» SOURCE MATERIAL
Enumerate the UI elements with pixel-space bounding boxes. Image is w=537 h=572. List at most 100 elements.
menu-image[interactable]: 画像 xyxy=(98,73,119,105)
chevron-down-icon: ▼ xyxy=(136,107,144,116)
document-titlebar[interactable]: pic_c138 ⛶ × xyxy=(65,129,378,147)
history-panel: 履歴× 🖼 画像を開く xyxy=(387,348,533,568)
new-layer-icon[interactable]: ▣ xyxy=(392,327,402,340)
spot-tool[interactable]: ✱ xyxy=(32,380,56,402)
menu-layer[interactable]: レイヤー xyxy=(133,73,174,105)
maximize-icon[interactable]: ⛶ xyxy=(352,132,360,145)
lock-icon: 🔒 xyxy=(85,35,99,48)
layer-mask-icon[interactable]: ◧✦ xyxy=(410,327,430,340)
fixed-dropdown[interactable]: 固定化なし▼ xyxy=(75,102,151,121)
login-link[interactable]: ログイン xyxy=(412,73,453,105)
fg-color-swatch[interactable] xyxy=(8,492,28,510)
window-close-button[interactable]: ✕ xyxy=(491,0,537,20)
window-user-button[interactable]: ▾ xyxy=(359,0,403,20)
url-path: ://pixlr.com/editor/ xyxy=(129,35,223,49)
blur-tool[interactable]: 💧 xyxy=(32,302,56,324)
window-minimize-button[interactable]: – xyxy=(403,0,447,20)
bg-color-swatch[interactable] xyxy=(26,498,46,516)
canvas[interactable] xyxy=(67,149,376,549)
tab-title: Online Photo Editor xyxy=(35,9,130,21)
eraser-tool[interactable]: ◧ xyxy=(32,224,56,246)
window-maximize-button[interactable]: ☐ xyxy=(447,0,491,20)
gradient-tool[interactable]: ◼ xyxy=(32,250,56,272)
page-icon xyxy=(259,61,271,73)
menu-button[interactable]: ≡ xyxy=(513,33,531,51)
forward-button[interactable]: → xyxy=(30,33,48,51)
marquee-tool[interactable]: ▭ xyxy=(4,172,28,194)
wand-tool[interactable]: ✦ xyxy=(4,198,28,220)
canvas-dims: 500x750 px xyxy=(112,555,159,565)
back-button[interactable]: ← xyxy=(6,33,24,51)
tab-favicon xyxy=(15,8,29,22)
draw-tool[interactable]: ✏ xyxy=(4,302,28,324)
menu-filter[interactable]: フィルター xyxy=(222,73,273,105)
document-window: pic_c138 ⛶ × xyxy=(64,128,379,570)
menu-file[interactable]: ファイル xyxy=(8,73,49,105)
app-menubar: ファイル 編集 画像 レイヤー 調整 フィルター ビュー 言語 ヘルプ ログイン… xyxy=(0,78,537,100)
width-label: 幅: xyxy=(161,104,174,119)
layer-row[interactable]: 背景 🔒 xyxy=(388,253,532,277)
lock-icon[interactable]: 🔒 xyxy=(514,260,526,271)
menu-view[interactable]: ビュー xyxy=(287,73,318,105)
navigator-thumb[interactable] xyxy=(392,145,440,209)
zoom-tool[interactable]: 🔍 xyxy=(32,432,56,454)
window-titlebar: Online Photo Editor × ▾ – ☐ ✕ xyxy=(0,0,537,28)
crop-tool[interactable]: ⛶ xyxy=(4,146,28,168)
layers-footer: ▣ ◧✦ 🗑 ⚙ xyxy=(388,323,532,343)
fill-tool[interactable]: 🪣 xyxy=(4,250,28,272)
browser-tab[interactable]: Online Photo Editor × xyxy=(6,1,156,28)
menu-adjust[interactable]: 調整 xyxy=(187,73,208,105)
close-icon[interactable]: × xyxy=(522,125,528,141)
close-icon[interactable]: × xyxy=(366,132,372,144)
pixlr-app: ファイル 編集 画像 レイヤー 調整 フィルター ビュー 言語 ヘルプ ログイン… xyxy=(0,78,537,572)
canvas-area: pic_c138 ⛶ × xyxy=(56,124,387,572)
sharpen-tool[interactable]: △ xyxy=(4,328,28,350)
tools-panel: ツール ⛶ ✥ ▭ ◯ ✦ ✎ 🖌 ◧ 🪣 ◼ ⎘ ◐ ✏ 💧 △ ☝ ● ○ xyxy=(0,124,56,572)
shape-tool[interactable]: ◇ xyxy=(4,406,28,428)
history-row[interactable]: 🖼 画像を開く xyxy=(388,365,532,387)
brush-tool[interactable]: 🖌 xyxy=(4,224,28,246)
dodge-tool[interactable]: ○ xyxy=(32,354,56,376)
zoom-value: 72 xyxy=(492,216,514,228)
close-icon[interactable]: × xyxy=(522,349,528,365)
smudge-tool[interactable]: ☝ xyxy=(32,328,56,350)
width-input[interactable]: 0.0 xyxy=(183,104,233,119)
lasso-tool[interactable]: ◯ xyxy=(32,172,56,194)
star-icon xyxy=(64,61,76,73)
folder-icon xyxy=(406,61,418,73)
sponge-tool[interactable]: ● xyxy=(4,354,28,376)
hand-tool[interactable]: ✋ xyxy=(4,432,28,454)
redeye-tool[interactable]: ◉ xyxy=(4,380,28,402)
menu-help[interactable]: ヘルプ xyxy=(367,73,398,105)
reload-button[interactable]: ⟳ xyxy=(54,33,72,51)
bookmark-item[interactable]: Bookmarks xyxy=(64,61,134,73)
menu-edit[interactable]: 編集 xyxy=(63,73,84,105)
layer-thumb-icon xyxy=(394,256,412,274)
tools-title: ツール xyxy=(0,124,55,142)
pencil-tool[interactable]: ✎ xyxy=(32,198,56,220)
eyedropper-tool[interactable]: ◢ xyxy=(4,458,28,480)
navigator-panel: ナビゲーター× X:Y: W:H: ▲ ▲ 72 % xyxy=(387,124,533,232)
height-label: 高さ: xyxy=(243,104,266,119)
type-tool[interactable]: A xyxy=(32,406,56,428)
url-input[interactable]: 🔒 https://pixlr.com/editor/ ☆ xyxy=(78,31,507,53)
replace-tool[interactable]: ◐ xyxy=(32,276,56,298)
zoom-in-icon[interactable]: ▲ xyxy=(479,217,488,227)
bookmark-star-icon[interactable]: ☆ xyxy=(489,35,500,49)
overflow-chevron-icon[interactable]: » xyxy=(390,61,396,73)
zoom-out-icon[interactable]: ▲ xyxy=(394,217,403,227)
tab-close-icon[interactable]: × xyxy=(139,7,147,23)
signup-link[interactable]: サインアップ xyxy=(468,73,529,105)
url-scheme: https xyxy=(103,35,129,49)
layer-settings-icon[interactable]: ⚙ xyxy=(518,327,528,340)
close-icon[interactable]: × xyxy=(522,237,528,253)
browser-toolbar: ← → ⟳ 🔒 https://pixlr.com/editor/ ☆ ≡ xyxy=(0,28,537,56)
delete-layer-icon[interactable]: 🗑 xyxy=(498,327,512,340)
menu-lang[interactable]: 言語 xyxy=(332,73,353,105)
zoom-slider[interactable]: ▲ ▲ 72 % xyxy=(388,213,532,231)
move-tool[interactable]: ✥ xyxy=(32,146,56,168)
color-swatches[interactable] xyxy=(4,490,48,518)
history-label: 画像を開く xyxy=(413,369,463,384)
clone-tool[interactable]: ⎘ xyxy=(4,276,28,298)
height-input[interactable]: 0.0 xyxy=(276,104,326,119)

» REQUEST
Collect every line of the material above that contains the string "titlebar", and reproduce each such line in full.

» TASK RESPONSE
document-titlebar[interactable]: pic_c138 ⛶ × xyxy=(65,129,378,147)
window-titlebar: Online Photo Editor × ▾ – ☐ ✕ xyxy=(0,0,537,28)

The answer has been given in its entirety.